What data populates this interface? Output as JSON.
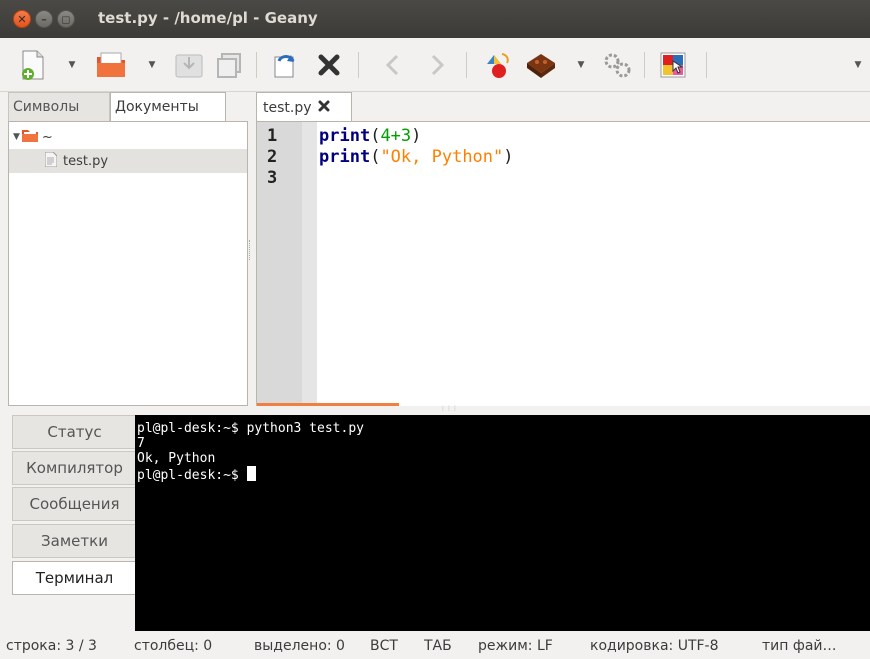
{
  "window": {
    "title": "test.py - /home/pl - Geany"
  },
  "toolbar": {
    "icons": [
      "new-file-icon",
      "open-file-icon",
      "save-icon",
      "save-all-icon",
      "reload-icon",
      "close-file-icon",
      "back-icon",
      "forward-icon",
      "compile-icon",
      "build-icon",
      "execute-icon",
      "color-chooser-icon"
    ]
  },
  "sidebar": {
    "tabs": [
      {
        "label": "Символы",
        "active": false
      },
      {
        "label": "Документы",
        "active": true
      }
    ],
    "tree": {
      "root": "~",
      "files": [
        "test.py"
      ]
    }
  },
  "editor": {
    "tab_label": "test.py",
    "lines": [
      {
        "num": "1"
      },
      {
        "num": "2"
      },
      {
        "num": "3"
      }
    ],
    "code": {
      "line1_kw": "print",
      "line1_open": "(",
      "line1_num": "4+3",
      "line1_close": ")",
      "line2_kw": "print",
      "line2_open": "(",
      "line2_str": "\"Ok, Python\"",
      "line2_close": ")"
    }
  },
  "bottom_panel": {
    "tabs": [
      {
        "label": "Статус",
        "active": false
      },
      {
        "label": "Компилятор",
        "active": false
      },
      {
        "label": "Сообщения",
        "active": false
      },
      {
        "label": "Заметки",
        "active": false
      },
      {
        "label": "Терминал",
        "active": true
      }
    ],
    "terminal": {
      "lines": [
        "pl@pl-desk:~$ python3 test.py",
        "7",
        "Ok, Python"
      ],
      "prompt": "pl@pl-desk:~$ "
    }
  },
  "statusbar": {
    "line": "строка: 3 / 3",
    "column": "столбец: 0",
    "selected": "выделено: 0",
    "insert_mode": "ВСТ",
    "indent": "ТАБ",
    "eol": "режим: LF",
    "encoding": "кодировка: UTF-8",
    "filetype": "тип фай…"
  }
}
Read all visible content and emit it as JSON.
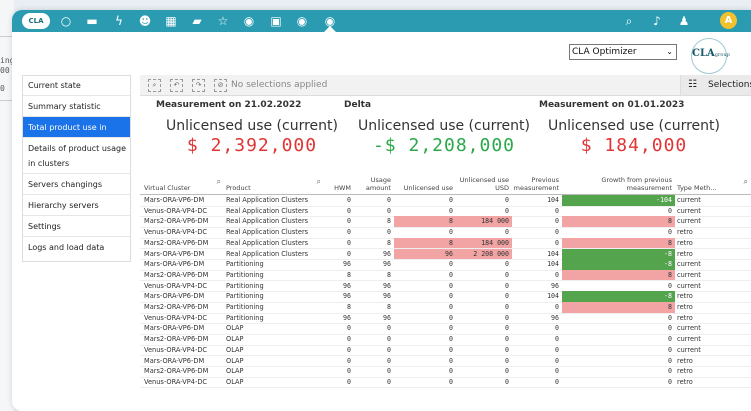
{
  "bg_fragments": [
    "ing",
    "00",
    "0"
  ],
  "topbar": {
    "logo": "CLA",
    "icons": [
      "circle-icon",
      "folder-icon",
      "bolt-icon",
      "users-icon",
      "calendar-icon",
      "briefcase-icon",
      "star-icon",
      "globe-icon",
      "grid-icon",
      "globe-icon",
      "globe-active-icon"
    ],
    "right_icons": [
      "search-icon",
      "bell-icon",
      "user-icon"
    ],
    "avatar_letter": "A",
    "accent": "#2a9bb0"
  },
  "header": {
    "select_value": "CLA Optimizer",
    "brand": "CLA",
    "brand_sub": "group"
  },
  "sidebar": {
    "items": [
      {
        "label": "Current state"
      },
      {
        "label": "Summary statistic"
      },
      {
        "label": "Total product use in clusters",
        "active": true
      },
      {
        "label": "Details of product usage in clusters"
      },
      {
        "label": "Servers changings"
      },
      {
        "label": "Hierarchy servers"
      },
      {
        "label": "Settings"
      },
      {
        "label": "Logs and load data"
      }
    ]
  },
  "toolbar": {
    "no_selections": "No selections applied",
    "selections_label": "Selections"
  },
  "kpis": [
    {
      "label": "Measurement on 21.02.2022",
      "title": "Unlicensed use (current)",
      "value": "$ 2,392,000",
      "color": "#e03535"
    },
    {
      "label": "Delta",
      "title": "Unlicensed use (current)",
      "value": "-$ 2,208,000",
      "color": "#2aa84a"
    },
    {
      "label": "Measurement on 01.01.2023",
      "title": "Unlicensed use (current)",
      "value": "$ 184,000",
      "color": "#e03535"
    }
  ],
  "table": {
    "headers": [
      "Virtual Cluster",
      "Product",
      "HWM",
      "Usage amount",
      "Unlicensed use",
      "Unlicensed use USD",
      "Previous measurement",
      "Growth from previous measurement",
      "Type Meth..."
    ],
    "rows": [
      [
        "Mars-ORA-VP6-DM",
        "Real Application Clusters",
        "0",
        "0",
        "0",
        "0",
        "104",
        "-104",
        "current"
      ],
      [
        "Venus-ORA-VP4-DC",
        "Real Application Clusters",
        "0",
        "0",
        "0",
        "0",
        "0",
        "0",
        "current"
      ],
      [
        "Mars2-ORA-VP6-DM",
        "Real Application Clusters",
        "0",
        "8",
        "8",
        "184 000",
        "0",
        "8",
        "current"
      ],
      [
        "Venus-ORA-VP4-DC",
        "Real Application Clusters",
        "0",
        "0",
        "0",
        "0",
        "0",
        "0",
        "retro"
      ],
      [
        "Mars2-ORA-VP6-DM",
        "Real Application Clusters",
        "0",
        "8",
        "8",
        "184 000",
        "0",
        "8",
        "retro"
      ],
      [
        "Mars-ORA-VP6-DM",
        "Real Application Clusters",
        "0",
        "96",
        "96",
        "2 208 000",
        "104",
        "-8",
        "retro"
      ],
      [
        "Mars-ORA-VP6-DM",
        "Partitioning",
        "96",
        "96",
        "0",
        "0",
        "104",
        "-8",
        "current"
      ],
      [
        "Mars2-ORA-VP6-DM",
        "Partitioning",
        "8",
        "8",
        "0",
        "0",
        "0",
        "8",
        "current"
      ],
      [
        "Venus-ORA-VP4-DC",
        "Partitioning",
        "96",
        "96",
        "0",
        "0",
        "96",
        "0",
        "current"
      ],
      [
        "Mars-ORA-VP6-DM",
        "Partitioning",
        "96",
        "96",
        "0",
        "0",
        "104",
        "-8",
        "retro"
      ],
      [
        "Mars2-ORA-VP6-DM",
        "Partitioning",
        "8",
        "8",
        "0",
        "0",
        "0",
        "8",
        "retro"
      ],
      [
        "Venus-ORA-VP4-DC",
        "Partitioning",
        "96",
        "96",
        "0",
        "0",
        "96",
        "0",
        "retro"
      ],
      [
        "Mars-ORA-VP6-DM",
        "OLAP",
        "0",
        "0",
        "0",
        "0",
        "0",
        "0",
        "current"
      ],
      [
        "Mars2-ORA-VP6-DM",
        "OLAP",
        "0",
        "0",
        "0",
        "0",
        "0",
        "0",
        "current"
      ],
      [
        "Venus-ORA-VP4-DC",
        "OLAP",
        "0",
        "0",
        "0",
        "0",
        "0",
        "0",
        "current"
      ],
      [
        "Mars-ORA-VP6-DM",
        "OLAP",
        "0",
        "0",
        "0",
        "0",
        "0",
        "0",
        "retro"
      ],
      [
        "Mars2-ORA-VP6-DM",
        "OLAP",
        "0",
        "0",
        "0",
        "0",
        "0",
        "0",
        "retro"
      ],
      [
        "Venus-ORA-VP4-DC",
        "OLAP",
        "0",
        "0",
        "0",
        "0",
        "0",
        "0",
        "retro"
      ]
    ],
    "highlight_colors": {
      "red": "#f2a3a3",
      "green": "#54a34d"
    }
  }
}
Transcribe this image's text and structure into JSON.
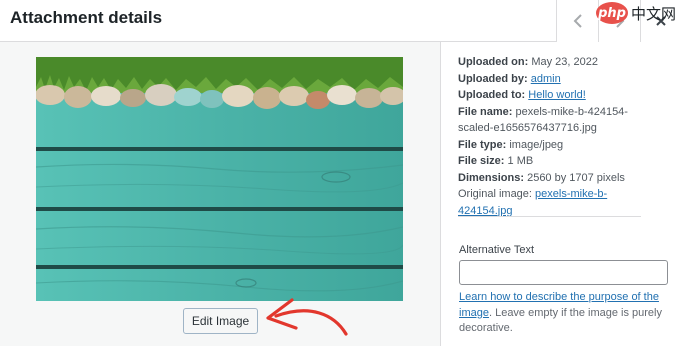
{
  "header": {
    "title": "Attachment details",
    "prev_icon": "chevron-left-icon",
    "next_icon": "chevron-right-icon",
    "close_icon": "close-icon"
  },
  "watermark": {
    "logo": "php",
    "text": "中文网"
  },
  "left": {
    "edit_button_label": "Edit Image",
    "image_icon": "attachment-image-teal-wood-pebbles-grass"
  },
  "details": {
    "uploaded_on_label": "Uploaded on:",
    "uploaded_on_value": "May 23, 2022",
    "uploaded_by_label": "Uploaded by:",
    "uploaded_by_value": "admin",
    "uploaded_to_label": "Uploaded to:",
    "uploaded_to_value": "Hello world!",
    "file_name_label": "File name:",
    "file_name_line1": "pexels-mike-b-424154-",
    "file_name_line2": "scaled-e1656576437716.jpg",
    "file_type_label": "File type:",
    "file_type_value": "image/jpeg",
    "file_size_label": "File size:",
    "file_size_value": "1 MB",
    "dimensions_label": "Dimensions:",
    "dimensions_value": "2560 by 1707 pixels",
    "original_label": "Original image:",
    "original_line1": "pexels-mike-b-",
    "original_line2": "424154.jpg"
  },
  "alt": {
    "label": "Alternative Text",
    "value": "",
    "help_link": "Learn how to describe the purpose of the image",
    "help_rest": ". Leave empty if the image is purely decorative."
  },
  "colors": {
    "link": "#2271b1",
    "annotation_arrow": "#e2372d",
    "wood": "#4fb8ad",
    "grass": "#4a8a2a"
  }
}
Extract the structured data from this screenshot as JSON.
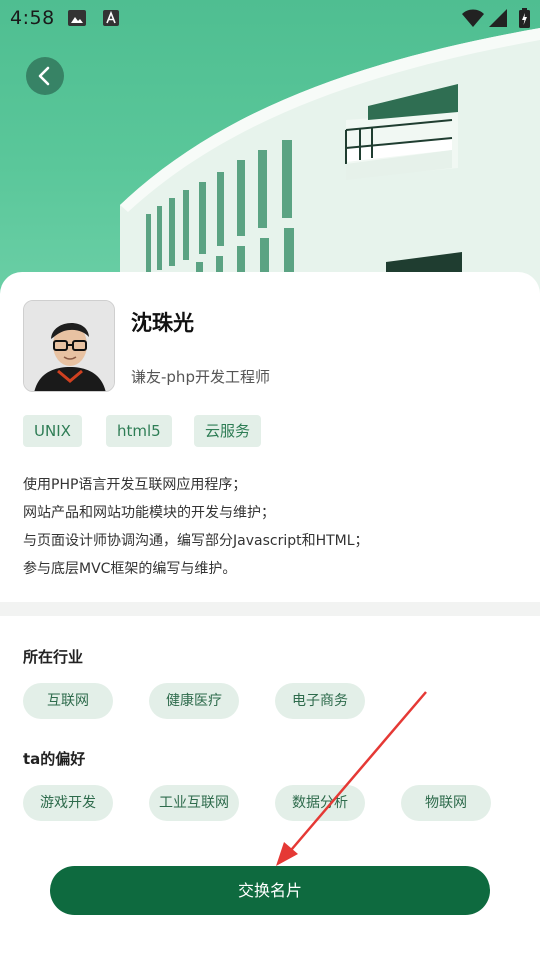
{
  "status_bar": {
    "time": "4:58"
  },
  "profile": {
    "name": "沈珠光",
    "title": "谦友-php开发工程师",
    "tags": [
      "UNIX",
      "html5",
      "云服务"
    ],
    "description": [
      "使用PHP语言开发互联网应用程序；",
      "网站产品和网站功能模块的开发与维护；",
      "与页面设计师协调沟通，编写部分Javascript和HTML；",
      "参与底层MVC框架的编写与维护。"
    ]
  },
  "industry": {
    "title": "所在行业",
    "items": [
      "互联网",
      "健康医疗",
      "电子商务"
    ]
  },
  "preferences": {
    "title": "ta的偏好",
    "items": [
      "游戏开发",
      "工业互联网",
      "数据分析",
      "物联网"
    ]
  },
  "action": {
    "label": "交换名片"
  },
  "colors": {
    "accent": "#0e6a3f",
    "hero": "#5ac79a",
    "chip_bg": "#e3efe8",
    "arrow": "#e53935"
  }
}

• Exercise brief
Identify each line in the records above that contains the word "grass", and copy it out in full.

• Exercise solution
    "image_icon": "attachment-image-teal-wood-pebbles-grass"
    "grass": "#4a8a2a"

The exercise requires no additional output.